必要な作業 A: 記録のうち、「new-image-button[interactable]: Nova imagem」を含む行から「card-footer: [652, 791, 1269, 815]」を含む行までを、両端の行も含めてそのまま書き写してください。
必要な作業 B: 信用協同組合の合併と退職金をめぐる事案の本文を、最後の文の後から書き進めること。

ページ本文:
1 事案の概要
本件は、山梨県所在の信用協同組合であるAの職員であったXらが、AとYとの合併(Yも、山梨県所在の信用協同組合である。以下、両組合の合併を「本件合併」という。)によりXらに係る労働契約上の地位を承継したYに対し、退職金の支払を求めた事案である。Xらの主張する退職金額は、Aの本件合併当時の職員退職給与規程(以下「旧規程」という。)における退職金の支給基準に基づくものである。これに対し、Yは、Xらに係る退職金の支給基準については、個別の合意又は労働協約の締結により、本件合併に伴い定められた退職給与規程(以下「新規程」という。)における退職金の支給基準に変更されたなどと主張して争っている。
2 本件の事実関係
(1) Aは、平成14年6月、経営破綻を回避するために、Yとの間で本件合併を目的とする合併契約を締結した。同契約において、①本件合併によりAは解散すること、②本件合併時にAに在職する職員に係る労働契約上の地位はYに承継されることなどが合意された。
(2) Aの職員に係る退職金については、本件合併後にYを退職する際に、合併の前後の勤続年数を通算して支給することとされたが、その支給基準については、平成14年12月19日の合併協議会において、旧規程の支給基準の一部を変更した新規程の支給基準とすることが承認された。
この変更により、①退職金額の計算の基礎となる給与額(基礎給与額)につき、旧規程では退職時の本俸の月額とされていたのに対し、新規程では退職時の本俸の月額を2分の1に減じた額とされ、また、②基礎給与額に乗じられる支給倍数の上限も定められた(以下、これらの退職金の支給基準の変更を「本件基準変更」という。)。
一方、旧規程で採用されていた「内枠方式」、すなわち厚生年金制度に基づく加算年金又は加算一時金に係る年金現価相当額又は一時金額(以下「厚生年金給付額」という。)を退職金総額から控除するという支給の方式については、旧規程でも維持することとされた。また、Aが加入していた企業年金保険が本件合併時に解約されることにより職員に還付される一時金の金額(以下「企業年金還付額」という。)についても、退職金総額から控除するものとされた。
このように、本件基準変更後の新規程の支給基準の内容は、退職金総額を従前の2分の1以下とする一方で、内枠方式については従前のとおりとして退職金総額から厚生年金給付額を控除し、更に企業年金還付額も控除するというものであり、これらの結果として、新規程により支給される退職金額は、旧規程により支給される退職金額と比べて著しく低いものとなった。これに対し、Yの従前からの職員に係る支給基準では、内枠方式は採用されていなかった(また、企業年金については、そもそもYにおいて企業年金保険に加入していなかった。)。

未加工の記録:

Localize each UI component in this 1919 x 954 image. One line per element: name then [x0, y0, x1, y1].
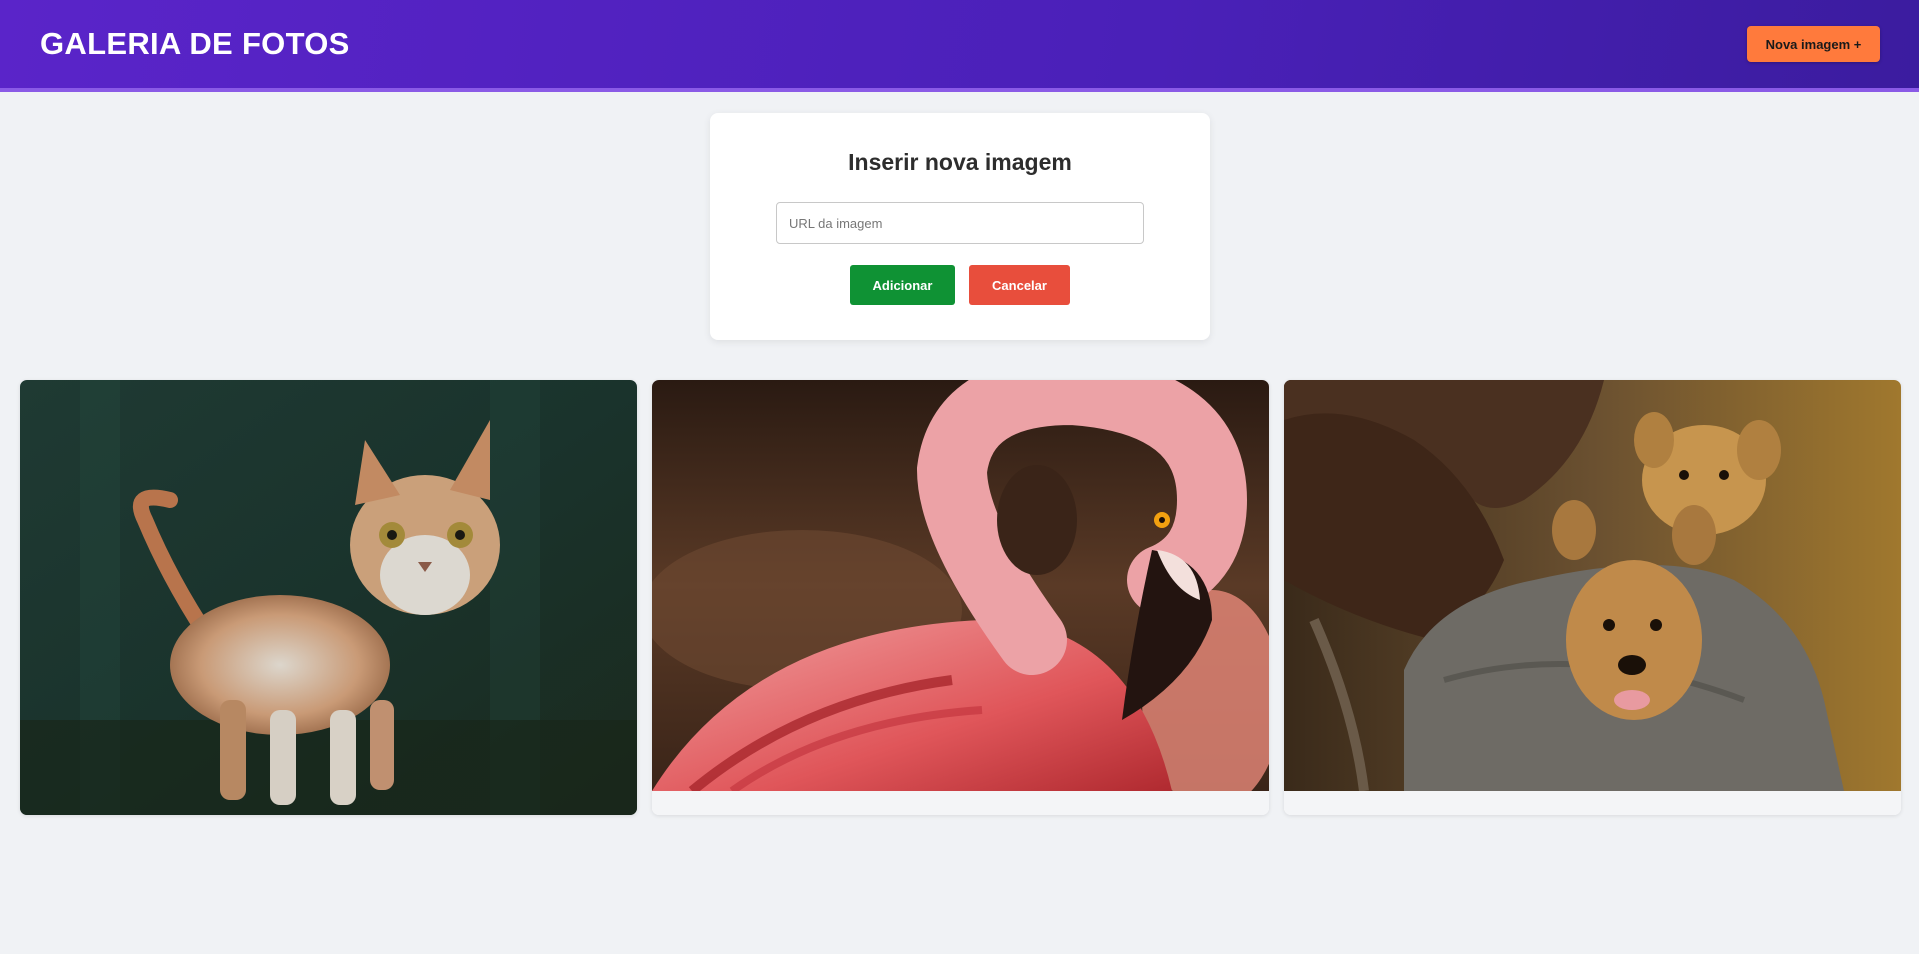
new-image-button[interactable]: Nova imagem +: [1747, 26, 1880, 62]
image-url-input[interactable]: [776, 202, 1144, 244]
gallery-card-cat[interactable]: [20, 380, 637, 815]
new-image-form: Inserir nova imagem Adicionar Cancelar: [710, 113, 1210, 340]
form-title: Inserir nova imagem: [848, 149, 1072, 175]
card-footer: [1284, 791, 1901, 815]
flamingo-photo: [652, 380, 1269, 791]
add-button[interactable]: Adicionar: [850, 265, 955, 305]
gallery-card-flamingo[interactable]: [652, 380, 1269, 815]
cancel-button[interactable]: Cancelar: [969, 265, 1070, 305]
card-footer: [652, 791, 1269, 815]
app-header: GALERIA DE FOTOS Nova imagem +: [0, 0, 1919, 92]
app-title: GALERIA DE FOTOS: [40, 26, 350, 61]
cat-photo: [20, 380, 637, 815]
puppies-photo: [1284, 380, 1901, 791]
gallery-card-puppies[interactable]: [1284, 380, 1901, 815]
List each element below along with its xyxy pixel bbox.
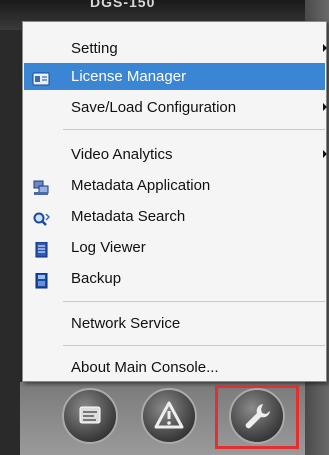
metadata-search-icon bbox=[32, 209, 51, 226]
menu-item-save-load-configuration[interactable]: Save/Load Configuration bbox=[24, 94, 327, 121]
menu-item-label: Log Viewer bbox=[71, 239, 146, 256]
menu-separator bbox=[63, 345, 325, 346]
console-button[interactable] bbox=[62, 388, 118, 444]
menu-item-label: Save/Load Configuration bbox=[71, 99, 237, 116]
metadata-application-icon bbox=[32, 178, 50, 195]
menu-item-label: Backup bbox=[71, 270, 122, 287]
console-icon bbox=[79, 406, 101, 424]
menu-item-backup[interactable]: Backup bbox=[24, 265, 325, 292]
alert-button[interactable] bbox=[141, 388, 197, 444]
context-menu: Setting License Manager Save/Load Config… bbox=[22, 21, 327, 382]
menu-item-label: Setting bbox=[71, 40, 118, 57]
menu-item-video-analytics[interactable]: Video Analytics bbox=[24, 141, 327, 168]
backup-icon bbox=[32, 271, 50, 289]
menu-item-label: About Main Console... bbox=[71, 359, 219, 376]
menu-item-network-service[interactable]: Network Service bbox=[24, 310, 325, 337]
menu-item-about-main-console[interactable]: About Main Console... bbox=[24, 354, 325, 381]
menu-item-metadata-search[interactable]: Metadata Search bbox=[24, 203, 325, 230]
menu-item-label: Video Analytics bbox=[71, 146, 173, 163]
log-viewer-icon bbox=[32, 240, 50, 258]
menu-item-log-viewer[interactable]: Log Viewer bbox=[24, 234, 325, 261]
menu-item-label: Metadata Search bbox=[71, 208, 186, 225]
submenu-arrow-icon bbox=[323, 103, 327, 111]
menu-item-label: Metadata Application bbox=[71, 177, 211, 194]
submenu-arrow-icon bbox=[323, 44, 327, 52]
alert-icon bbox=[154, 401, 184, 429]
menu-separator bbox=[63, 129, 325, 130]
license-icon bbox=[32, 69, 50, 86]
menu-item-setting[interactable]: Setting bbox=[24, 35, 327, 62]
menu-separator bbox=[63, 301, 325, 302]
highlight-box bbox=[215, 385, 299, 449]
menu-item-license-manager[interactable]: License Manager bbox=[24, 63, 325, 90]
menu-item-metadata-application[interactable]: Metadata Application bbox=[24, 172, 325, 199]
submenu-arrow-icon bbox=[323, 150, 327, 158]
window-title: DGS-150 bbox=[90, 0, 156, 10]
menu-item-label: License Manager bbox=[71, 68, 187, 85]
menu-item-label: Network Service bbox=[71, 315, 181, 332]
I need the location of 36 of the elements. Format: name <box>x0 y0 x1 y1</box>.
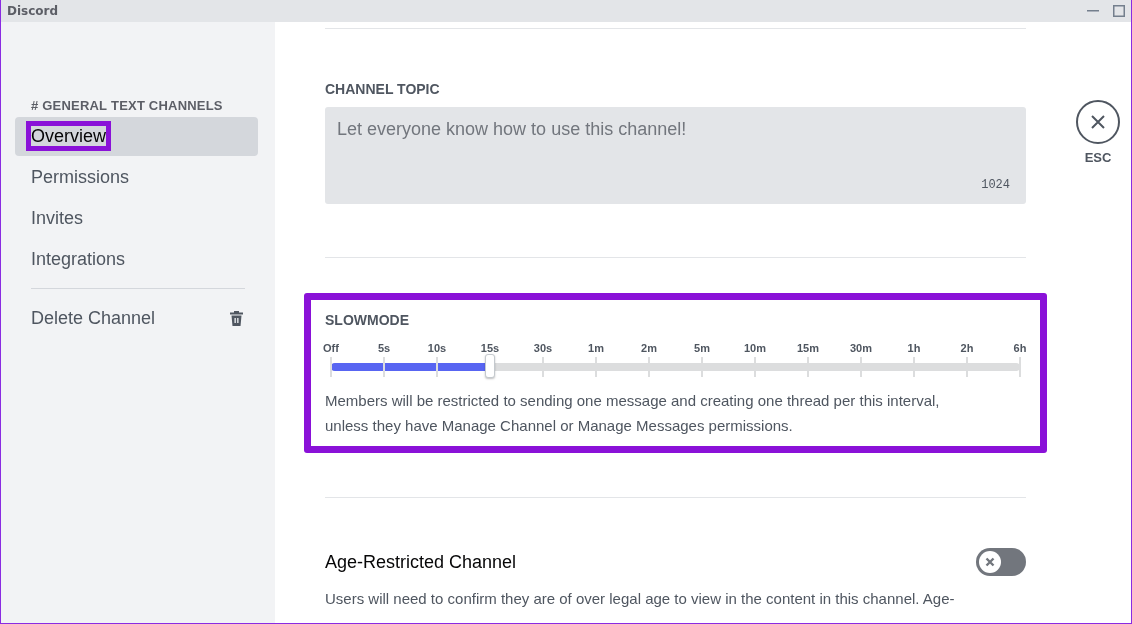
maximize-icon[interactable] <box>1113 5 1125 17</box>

最終結果 A:
new-image-button[interactable]: Nova imagem +: [1747, 26, 1880, 62]
image-url-input[interactable]: [776, 202, 1144, 244]
gallery-card-cat[interactable]: [20, 380, 637, 815]
new-image-form: Inserir nova imagem Adicionar Cancelar: [710, 113, 1210, 340]
form-title: Inserir nova imagem: [848, 149, 1072, 175]
card-footer: [1284, 791, 1901, 815]
flamingo-photo: [652, 380, 1269, 791]
add-button[interactable]: Adicionar: [850, 265, 955, 305]
gallery-card-flamingo[interactable]: [652, 380, 1269, 815]
cancel-button[interactable]: Cancelar: [969, 265, 1070, 305]
card-footer: [652, 791, 1269, 815]

最終結果 B:
(3) 上記の合併協議会における承認に先立つ平成14年12月13日、Aにおいて職員説明会が開催され、Aの常務理事が、先に作成された同意書案を各職員に配付した上、本件基準変更後の退職金額の計算方法について説明した。この同意書案は、合併協議会の依頼を受けて、Aの職員に係る本件合併後の労働条件について検討した社会保険労務士が作成したものであるが、そこには、Aの職員に支給される具体的な退職金額について、Yの従前からの職員に係る退職金の支給基準に合わせてこれと同一水準とすることを保障する旨が記載されていた(上記(2)のとおり、本件基準変更の結果、Aの職員に支給される退職金額は、内枠方式が採用されていなかったYの従前からの職員との間で著しい不均衡が生ずるものであったが、職員説明会で配付された同意書案には、そのような説明が記載されていないばかりか、これに反するような内容が記載されていたものであった。)。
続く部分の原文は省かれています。